SHORT EXERCISE
Could you copy every line from the material below in which "bottom" appears?

## BEGIN DATASET EXCERPTS

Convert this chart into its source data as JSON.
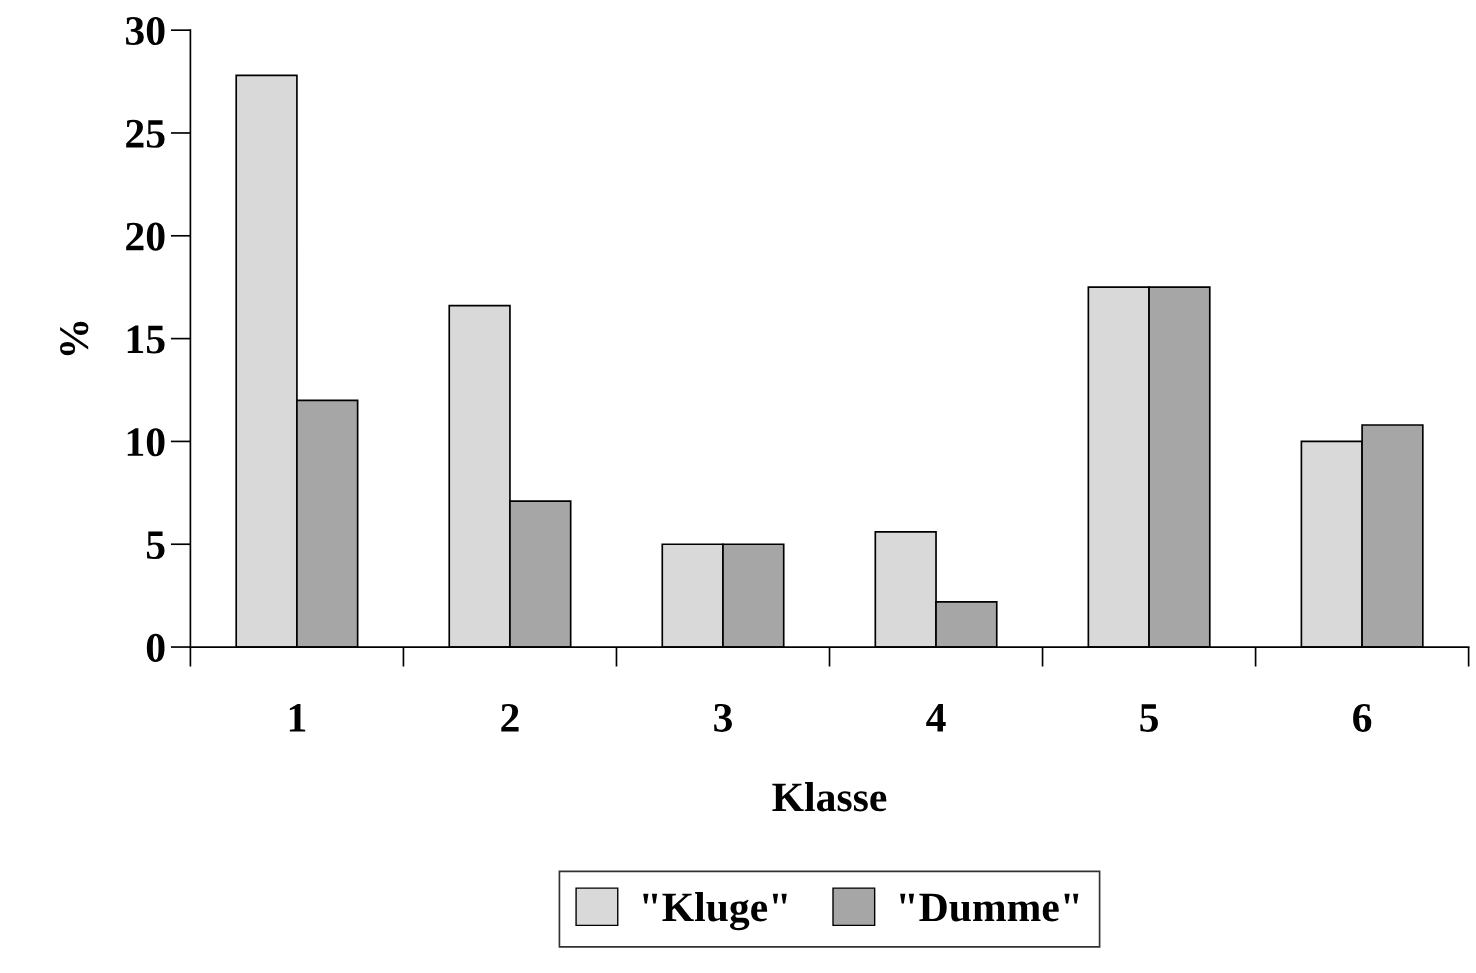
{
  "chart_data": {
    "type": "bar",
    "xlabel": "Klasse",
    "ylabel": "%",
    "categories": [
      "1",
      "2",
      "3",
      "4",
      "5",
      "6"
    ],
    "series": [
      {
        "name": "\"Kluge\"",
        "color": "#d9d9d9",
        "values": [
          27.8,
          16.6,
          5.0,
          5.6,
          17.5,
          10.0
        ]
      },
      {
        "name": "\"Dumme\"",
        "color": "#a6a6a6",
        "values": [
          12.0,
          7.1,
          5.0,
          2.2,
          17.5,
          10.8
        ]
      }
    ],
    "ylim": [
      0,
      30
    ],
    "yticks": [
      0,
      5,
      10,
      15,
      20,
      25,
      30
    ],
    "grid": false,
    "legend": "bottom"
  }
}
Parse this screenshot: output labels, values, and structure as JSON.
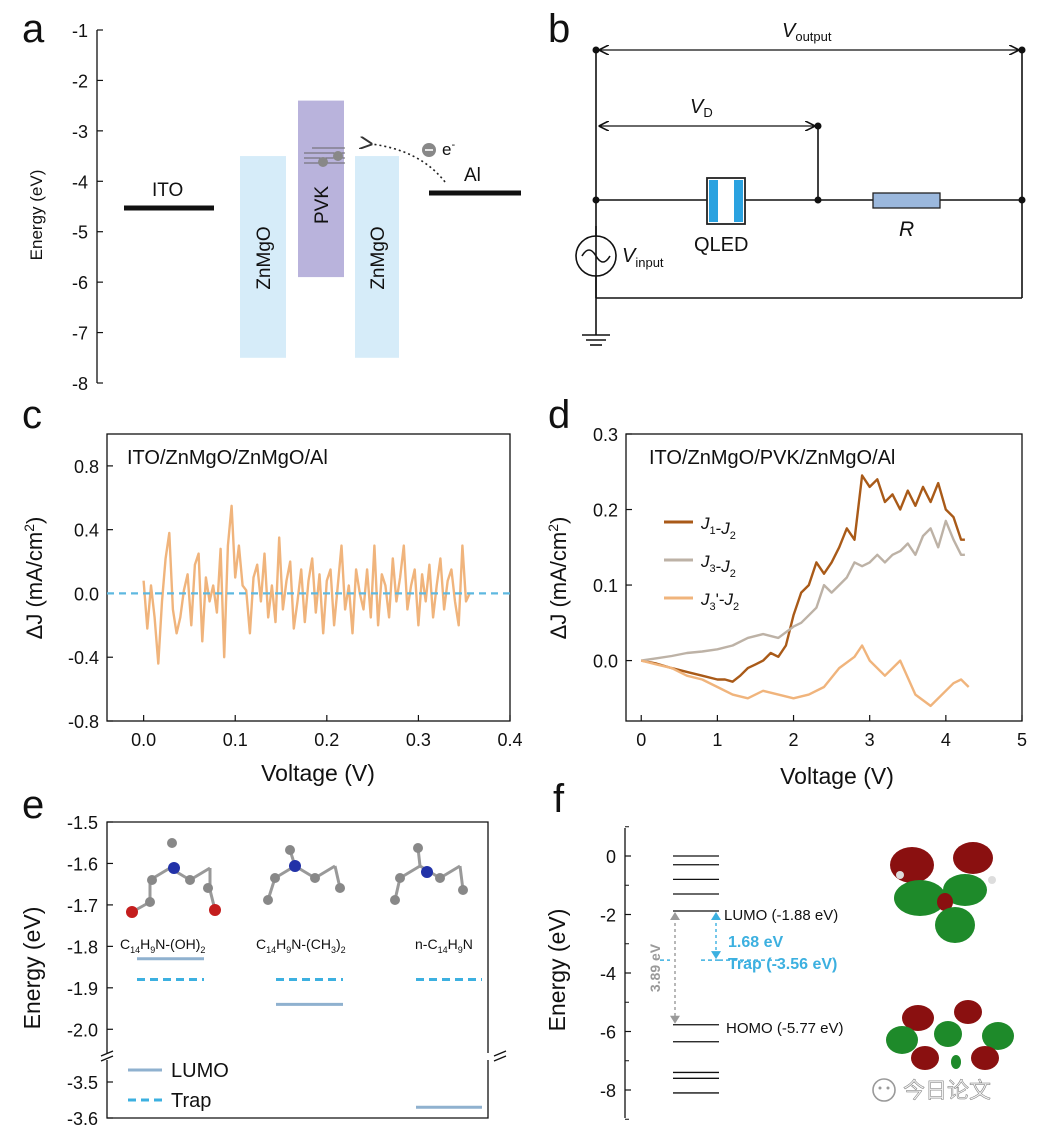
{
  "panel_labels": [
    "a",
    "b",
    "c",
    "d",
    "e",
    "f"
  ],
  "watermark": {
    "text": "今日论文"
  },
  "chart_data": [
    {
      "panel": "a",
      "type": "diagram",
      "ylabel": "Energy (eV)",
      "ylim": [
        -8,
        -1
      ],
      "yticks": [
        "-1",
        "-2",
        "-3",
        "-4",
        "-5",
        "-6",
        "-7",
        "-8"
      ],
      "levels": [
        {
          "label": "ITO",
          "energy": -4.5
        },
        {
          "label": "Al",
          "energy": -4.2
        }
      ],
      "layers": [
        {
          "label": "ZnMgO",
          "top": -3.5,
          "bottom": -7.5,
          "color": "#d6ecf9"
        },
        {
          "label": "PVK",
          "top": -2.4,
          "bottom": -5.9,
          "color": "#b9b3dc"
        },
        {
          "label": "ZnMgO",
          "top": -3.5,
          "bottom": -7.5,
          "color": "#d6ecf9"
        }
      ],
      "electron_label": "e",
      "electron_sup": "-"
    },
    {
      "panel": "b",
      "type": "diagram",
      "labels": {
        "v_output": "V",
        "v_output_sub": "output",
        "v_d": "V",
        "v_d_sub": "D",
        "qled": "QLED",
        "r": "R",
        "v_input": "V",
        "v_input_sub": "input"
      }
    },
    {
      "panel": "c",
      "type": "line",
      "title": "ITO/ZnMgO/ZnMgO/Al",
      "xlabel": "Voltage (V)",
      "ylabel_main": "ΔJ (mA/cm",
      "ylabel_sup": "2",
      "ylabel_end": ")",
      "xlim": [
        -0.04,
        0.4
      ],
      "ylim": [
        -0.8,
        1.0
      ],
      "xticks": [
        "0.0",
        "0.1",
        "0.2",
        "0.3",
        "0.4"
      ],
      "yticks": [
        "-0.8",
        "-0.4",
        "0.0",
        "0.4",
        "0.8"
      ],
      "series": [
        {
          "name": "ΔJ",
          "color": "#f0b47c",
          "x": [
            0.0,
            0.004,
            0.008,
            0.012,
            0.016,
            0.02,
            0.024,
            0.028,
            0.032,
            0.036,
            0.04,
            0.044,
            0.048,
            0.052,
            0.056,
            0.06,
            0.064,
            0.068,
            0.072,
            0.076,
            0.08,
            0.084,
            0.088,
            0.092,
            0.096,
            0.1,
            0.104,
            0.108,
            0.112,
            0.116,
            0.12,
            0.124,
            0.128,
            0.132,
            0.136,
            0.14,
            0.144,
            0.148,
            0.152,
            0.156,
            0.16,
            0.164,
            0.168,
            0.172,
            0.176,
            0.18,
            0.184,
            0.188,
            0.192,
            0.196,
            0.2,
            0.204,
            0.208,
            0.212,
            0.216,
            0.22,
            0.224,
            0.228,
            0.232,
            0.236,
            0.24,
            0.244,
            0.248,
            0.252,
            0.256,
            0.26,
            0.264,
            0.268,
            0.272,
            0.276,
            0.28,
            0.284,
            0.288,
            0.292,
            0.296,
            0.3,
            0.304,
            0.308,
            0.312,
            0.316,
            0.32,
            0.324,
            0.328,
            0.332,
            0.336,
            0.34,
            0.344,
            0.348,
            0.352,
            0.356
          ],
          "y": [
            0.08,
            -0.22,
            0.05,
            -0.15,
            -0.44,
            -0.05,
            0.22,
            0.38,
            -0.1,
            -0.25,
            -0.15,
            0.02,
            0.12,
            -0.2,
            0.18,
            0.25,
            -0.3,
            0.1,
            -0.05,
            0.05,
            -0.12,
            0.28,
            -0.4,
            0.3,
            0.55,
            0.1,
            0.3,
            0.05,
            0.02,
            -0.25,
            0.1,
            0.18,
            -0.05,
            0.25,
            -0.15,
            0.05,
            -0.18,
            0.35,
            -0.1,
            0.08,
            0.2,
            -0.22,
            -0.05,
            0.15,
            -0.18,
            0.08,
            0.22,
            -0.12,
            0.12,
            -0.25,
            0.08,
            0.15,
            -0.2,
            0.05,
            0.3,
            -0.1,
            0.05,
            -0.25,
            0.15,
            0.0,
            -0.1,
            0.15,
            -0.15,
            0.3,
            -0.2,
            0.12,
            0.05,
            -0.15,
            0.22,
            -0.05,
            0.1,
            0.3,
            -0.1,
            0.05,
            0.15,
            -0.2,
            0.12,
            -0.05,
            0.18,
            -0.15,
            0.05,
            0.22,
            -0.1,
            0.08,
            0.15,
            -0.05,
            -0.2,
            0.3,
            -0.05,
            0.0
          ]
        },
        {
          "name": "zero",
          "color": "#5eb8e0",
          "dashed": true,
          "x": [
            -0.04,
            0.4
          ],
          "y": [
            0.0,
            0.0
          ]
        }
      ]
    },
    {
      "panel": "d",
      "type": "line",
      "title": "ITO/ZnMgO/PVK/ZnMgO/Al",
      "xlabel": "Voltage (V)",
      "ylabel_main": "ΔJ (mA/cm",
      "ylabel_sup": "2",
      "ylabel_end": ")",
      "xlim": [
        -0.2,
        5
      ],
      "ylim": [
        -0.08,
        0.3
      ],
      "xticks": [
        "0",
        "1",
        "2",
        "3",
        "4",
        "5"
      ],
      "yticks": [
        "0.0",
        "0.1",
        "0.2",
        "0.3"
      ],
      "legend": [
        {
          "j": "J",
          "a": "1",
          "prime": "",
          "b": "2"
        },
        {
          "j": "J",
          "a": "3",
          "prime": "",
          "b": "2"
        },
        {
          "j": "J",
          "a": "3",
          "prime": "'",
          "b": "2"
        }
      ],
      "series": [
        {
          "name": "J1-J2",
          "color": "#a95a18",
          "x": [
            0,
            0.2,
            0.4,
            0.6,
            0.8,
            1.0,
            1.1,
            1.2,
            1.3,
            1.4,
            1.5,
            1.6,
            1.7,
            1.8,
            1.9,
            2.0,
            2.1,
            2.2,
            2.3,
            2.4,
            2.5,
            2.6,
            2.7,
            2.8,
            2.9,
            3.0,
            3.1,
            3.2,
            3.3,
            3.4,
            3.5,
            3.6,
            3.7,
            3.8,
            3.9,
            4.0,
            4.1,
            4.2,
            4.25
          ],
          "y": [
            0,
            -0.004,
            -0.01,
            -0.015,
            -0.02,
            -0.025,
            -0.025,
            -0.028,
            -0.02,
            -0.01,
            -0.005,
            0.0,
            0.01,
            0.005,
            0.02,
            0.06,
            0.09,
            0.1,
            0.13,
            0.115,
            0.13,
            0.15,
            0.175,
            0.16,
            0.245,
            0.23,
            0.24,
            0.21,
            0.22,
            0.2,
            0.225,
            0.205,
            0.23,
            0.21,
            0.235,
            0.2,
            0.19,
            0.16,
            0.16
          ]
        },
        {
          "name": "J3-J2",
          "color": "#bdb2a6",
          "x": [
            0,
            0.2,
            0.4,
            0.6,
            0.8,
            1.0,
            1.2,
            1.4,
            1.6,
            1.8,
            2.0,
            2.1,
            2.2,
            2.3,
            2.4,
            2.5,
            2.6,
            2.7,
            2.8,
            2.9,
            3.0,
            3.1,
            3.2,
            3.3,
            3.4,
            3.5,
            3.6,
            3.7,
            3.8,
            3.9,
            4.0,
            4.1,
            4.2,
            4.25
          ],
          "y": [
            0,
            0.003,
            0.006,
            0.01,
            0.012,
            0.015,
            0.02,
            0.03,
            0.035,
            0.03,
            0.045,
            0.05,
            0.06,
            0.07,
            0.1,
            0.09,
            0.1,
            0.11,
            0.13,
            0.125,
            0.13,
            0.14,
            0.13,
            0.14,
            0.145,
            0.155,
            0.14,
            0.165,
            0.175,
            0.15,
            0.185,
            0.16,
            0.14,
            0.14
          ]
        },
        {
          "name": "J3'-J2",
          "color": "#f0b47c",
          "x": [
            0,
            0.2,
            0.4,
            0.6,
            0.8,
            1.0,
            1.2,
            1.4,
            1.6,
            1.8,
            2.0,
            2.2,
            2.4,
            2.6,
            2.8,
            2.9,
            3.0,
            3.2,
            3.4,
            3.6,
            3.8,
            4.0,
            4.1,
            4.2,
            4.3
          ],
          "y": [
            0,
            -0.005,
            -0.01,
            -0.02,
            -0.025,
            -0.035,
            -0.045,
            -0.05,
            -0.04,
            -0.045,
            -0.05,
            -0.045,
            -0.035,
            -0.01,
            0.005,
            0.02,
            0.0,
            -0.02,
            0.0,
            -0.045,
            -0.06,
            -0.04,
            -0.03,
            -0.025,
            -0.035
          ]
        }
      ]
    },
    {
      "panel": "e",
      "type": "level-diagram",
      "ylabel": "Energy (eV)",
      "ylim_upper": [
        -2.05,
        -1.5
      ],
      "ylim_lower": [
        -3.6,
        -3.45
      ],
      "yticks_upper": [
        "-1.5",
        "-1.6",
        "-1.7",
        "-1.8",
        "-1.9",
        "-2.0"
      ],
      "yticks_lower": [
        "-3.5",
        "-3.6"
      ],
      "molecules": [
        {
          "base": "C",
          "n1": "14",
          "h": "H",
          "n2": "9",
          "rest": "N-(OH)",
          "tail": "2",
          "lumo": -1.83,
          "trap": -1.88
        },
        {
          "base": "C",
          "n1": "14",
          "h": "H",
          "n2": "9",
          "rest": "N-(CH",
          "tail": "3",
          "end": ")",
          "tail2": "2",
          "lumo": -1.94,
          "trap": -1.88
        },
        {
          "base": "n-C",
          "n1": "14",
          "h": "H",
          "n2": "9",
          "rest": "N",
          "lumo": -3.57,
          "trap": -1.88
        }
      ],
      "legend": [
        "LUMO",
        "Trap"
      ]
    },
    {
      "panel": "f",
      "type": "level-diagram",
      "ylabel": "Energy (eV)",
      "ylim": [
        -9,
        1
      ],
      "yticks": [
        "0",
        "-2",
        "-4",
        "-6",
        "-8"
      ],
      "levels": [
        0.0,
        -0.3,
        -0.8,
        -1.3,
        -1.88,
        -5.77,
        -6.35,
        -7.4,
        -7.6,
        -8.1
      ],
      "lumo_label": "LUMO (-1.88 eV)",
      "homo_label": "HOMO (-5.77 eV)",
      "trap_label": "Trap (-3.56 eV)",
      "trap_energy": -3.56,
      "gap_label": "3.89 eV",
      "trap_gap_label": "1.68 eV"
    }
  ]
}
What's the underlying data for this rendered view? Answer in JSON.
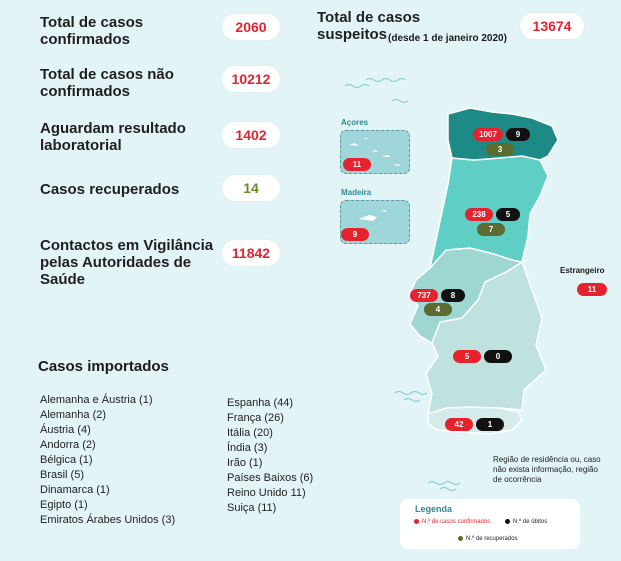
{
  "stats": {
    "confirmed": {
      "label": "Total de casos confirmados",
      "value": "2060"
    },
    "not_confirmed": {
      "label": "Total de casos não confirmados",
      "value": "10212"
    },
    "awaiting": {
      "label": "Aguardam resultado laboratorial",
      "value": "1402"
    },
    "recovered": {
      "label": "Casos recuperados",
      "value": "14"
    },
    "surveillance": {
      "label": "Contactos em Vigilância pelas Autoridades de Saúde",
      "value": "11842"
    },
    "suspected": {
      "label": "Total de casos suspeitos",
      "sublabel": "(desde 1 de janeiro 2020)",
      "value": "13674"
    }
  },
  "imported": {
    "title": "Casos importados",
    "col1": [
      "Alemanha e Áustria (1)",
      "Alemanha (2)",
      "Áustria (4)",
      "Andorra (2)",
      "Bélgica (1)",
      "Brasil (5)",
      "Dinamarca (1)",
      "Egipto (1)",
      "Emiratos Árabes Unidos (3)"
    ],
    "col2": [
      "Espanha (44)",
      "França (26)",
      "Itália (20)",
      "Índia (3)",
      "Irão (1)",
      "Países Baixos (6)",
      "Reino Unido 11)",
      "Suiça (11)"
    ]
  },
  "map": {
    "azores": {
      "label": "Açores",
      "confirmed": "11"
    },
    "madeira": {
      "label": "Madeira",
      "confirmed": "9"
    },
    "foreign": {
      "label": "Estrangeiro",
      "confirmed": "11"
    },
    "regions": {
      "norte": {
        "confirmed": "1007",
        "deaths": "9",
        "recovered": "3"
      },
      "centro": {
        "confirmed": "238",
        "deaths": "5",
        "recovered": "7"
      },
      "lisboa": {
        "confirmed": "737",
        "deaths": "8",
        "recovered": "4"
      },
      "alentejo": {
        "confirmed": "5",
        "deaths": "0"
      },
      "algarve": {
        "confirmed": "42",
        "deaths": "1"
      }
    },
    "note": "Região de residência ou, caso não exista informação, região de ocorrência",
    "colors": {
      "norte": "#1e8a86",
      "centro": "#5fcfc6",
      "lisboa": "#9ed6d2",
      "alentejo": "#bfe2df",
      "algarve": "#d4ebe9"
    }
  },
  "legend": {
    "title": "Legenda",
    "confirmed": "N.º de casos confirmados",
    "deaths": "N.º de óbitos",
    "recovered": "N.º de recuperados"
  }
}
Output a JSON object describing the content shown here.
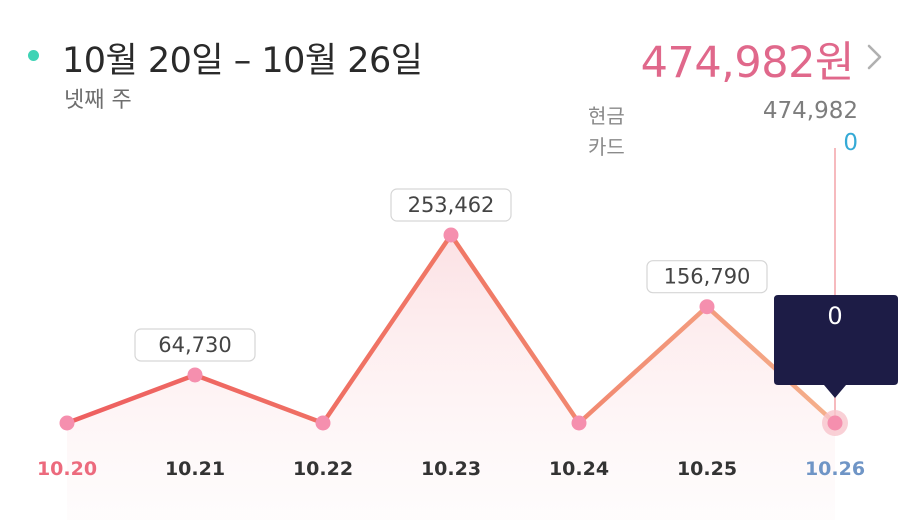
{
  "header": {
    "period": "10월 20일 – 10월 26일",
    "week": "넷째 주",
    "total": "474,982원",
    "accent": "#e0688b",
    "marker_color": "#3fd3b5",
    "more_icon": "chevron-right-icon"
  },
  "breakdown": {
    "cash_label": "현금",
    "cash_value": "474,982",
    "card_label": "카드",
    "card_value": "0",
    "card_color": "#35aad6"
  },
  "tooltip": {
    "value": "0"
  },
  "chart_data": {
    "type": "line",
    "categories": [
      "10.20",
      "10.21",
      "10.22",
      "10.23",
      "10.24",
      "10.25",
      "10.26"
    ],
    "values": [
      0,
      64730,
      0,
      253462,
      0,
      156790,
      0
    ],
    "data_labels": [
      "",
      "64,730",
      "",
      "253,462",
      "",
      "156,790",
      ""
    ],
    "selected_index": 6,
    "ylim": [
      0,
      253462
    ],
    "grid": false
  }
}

## END DATASET EXCERPTS

THE RESULT
    "legend": "bottom"
          "bottom": -7.5,
          "bottom": -5.9,
          "bottom": -7.5,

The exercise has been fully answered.